**REQUIREMENT:**
Keep only the lines where "Weight" appears.

(Part of a data file)
* Start *
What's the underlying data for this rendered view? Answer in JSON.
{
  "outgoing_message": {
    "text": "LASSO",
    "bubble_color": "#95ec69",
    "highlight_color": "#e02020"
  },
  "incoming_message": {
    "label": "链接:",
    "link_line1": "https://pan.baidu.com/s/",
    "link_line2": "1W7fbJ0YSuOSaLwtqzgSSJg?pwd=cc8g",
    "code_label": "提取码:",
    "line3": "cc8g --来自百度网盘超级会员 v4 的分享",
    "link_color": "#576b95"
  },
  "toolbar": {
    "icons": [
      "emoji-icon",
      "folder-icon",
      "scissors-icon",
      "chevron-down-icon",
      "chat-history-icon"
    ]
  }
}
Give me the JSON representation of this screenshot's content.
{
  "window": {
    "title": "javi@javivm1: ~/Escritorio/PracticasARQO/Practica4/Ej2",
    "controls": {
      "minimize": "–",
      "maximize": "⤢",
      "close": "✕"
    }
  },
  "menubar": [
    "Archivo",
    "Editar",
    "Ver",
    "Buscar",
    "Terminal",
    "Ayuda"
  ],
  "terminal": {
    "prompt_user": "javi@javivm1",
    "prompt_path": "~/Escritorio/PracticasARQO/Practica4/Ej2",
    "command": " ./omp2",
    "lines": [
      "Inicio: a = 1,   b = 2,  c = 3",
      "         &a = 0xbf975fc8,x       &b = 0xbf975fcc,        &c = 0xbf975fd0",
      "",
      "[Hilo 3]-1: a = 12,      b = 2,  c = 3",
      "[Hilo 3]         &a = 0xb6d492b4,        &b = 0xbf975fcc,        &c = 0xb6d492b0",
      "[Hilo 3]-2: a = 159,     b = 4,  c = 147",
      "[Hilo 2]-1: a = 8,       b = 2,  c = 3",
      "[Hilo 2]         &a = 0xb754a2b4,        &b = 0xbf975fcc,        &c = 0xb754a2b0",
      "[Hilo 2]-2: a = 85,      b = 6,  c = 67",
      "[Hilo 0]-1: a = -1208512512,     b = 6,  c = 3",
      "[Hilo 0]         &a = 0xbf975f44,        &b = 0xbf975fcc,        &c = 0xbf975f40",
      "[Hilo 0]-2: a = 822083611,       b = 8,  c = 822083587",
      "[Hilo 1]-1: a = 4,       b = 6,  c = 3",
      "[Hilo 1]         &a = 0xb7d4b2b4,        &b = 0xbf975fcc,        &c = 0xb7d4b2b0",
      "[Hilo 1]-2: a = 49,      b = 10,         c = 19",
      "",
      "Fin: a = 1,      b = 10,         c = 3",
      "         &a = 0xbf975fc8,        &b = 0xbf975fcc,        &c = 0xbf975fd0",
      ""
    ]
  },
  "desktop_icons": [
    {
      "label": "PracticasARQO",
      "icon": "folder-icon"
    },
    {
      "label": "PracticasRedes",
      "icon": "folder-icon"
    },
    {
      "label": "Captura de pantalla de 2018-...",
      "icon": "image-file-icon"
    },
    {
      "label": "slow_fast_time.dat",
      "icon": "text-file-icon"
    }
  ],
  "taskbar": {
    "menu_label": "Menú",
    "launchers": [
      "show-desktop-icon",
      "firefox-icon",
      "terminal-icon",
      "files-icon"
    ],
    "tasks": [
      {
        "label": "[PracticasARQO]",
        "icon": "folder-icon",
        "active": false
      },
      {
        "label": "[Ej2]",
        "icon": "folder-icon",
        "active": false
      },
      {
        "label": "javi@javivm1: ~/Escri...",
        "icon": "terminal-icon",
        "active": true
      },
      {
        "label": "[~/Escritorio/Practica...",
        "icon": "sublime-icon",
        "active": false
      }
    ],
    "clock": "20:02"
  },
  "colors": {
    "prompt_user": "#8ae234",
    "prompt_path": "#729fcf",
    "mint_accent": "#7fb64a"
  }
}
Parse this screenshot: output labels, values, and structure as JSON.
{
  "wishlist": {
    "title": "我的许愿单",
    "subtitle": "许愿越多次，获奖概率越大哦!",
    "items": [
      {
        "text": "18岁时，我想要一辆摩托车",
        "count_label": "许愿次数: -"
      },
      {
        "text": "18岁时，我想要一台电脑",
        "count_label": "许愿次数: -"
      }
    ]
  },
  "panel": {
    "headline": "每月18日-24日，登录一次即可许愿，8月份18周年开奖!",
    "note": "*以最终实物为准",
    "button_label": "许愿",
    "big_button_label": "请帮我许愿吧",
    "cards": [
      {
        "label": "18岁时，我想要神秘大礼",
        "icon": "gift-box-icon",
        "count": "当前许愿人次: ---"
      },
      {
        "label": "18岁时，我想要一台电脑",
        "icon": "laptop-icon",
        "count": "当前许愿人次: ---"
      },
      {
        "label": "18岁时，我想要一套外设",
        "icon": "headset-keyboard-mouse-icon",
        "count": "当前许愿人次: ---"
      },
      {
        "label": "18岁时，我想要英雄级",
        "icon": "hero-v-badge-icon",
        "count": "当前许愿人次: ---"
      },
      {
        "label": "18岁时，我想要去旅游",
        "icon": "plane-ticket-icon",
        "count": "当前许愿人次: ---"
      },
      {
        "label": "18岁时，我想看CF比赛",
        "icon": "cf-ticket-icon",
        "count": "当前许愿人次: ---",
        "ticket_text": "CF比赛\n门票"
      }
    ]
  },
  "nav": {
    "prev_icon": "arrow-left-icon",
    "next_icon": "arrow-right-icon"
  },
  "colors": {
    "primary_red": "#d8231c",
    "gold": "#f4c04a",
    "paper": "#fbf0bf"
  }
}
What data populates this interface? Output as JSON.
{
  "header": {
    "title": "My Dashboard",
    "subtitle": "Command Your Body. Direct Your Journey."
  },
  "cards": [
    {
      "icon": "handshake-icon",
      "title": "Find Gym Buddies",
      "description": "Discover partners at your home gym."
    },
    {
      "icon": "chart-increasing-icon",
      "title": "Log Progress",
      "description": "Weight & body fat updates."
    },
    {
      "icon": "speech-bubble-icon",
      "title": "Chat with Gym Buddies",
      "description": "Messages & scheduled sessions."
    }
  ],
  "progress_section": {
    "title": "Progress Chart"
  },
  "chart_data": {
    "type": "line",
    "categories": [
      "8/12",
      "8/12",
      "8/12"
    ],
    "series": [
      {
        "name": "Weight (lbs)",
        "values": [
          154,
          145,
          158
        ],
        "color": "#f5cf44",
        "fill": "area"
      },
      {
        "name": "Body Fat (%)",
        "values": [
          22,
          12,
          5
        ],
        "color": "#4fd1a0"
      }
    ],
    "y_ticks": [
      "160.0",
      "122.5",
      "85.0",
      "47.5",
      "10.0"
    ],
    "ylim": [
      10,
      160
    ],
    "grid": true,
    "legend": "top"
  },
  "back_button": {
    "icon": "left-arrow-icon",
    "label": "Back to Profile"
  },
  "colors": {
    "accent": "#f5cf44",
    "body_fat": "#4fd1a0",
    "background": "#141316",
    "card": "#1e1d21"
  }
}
* End *
**EXERCISE SOLUTION:**
      "description": "Weight & body fat updates."
        "name": "Weight (lbs)",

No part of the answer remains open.